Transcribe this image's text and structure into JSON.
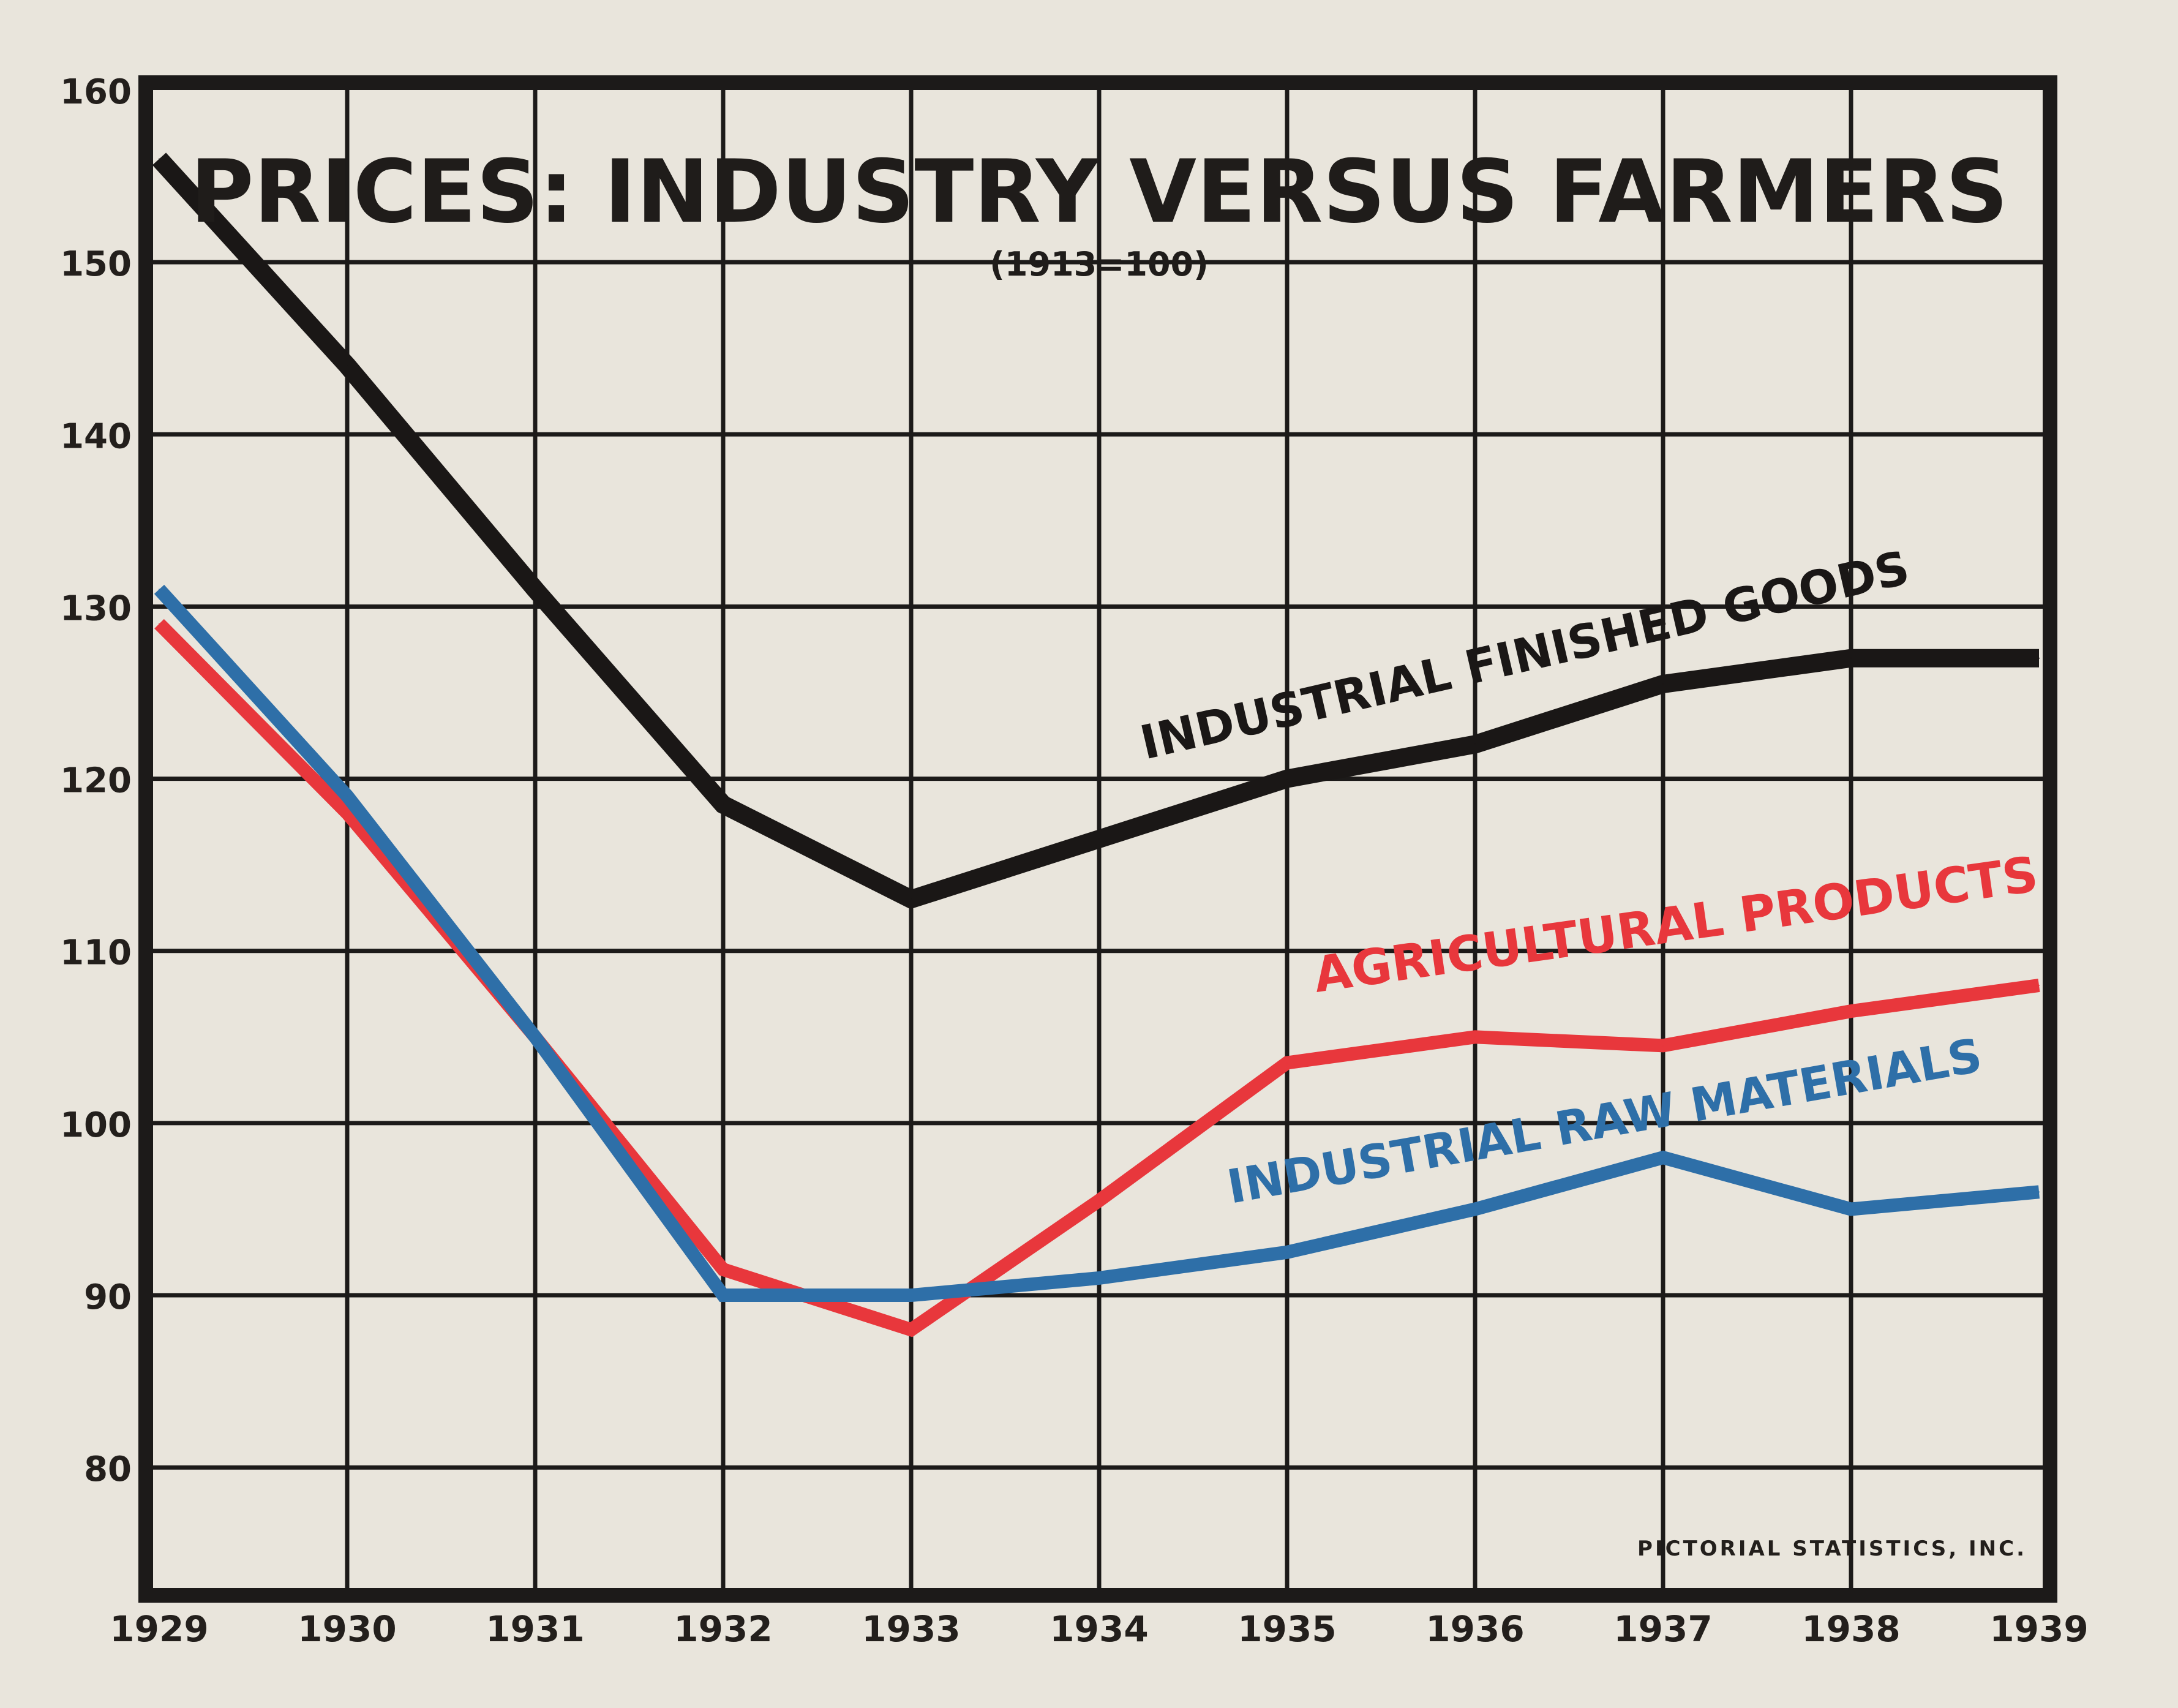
{
  "chart_data": {
    "type": "line",
    "title": "PRICES: INDUSTRY VERSUS FARMERS",
    "subtitle": "(1913=100)",
    "credit": "PICTORIAL STATISTICS, INC.",
    "categories": [
      "1929",
      "1930",
      "1931",
      "1932",
      "1933",
      "1934",
      "1935",
      "1936",
      "1937",
      "1938",
      "1939"
    ],
    "y_ticks": [
      80,
      90,
      100,
      110,
      120,
      130,
      140,
      150,
      160
    ],
    "ylim": [
      73,
      160
    ],
    "grid": true,
    "series": [
      {
        "name": "INDUSTRIAL FINISHED GOODS",
        "color": "#1a1716",
        "values": [
          156,
          144,
          131,
          118.5,
          113,
          116.5,
          120,
          122,
          125.5,
          127,
          127
        ]
      },
      {
        "name": "AGRICULTURAL PRODUCTS",
        "color": "#e8373c",
        "values": [
          129,
          118,
          105,
          91.5,
          88,
          95.5,
          103.5,
          105,
          104.5,
          106.5,
          108
        ]
      },
      {
        "name": "INDUSTRIAL RAW MATERIALS",
        "color": "#2e6fa8",
        "values": [
          131,
          119,
          105,
          90,
          90,
          91,
          92.5,
          95,
          98,
          95,
          96
        ]
      }
    ]
  }
}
----
- **Work instructions**
Copy the data character for character, but drop all pictures from the copy.

- **The solution**
Transcribe this image's text and structure into JSON.
{
  "chart_data": {
    "type": "line",
    "title": "PRICES: INDUSTRY VERSUS FARMERS",
    "subtitle": "(1913=100)",
    "credit": "PICTORIAL STATISTICS, INC.",
    "categories": [
      "1929",
      "1930",
      "1931",
      "1932",
      "1933",
      "1934",
      "1935",
      "1936",
      "1937",
      "1938",
      "1939"
    ],
    "y_ticks": [
      80,
      90,
      100,
      110,
      120,
      130,
      140,
      150,
      160
    ],
    "ylim": [
      73,
      160
    ],
    "grid": true,
    "series": [
      {
        "name": "INDUSTRIAL FINISHED GOODS",
        "color": "#1a1716",
        "values": [
          156,
          144,
          131,
          118.5,
          113,
          116.5,
          120,
          122,
          125.5,
          127,
          127
        ]
      },
      {
        "name": "AGRICULTURAL PRODUCTS",
        "color": "#e8373c",
        "values": [
          129,
          118,
          105,
          91.5,
          88,
          95.5,
          103.5,
          105,
          104.5,
          106.5,
          108
        ]
      },
      {
        "name": "INDUSTRIAL RAW MATERIALS",
        "color": "#2e6fa8",
        "values": [
          131,
          119,
          105,
          90,
          90,
          91,
          92.5,
          95,
          98,
          95,
          96
        ]
      }
    ]
  }
}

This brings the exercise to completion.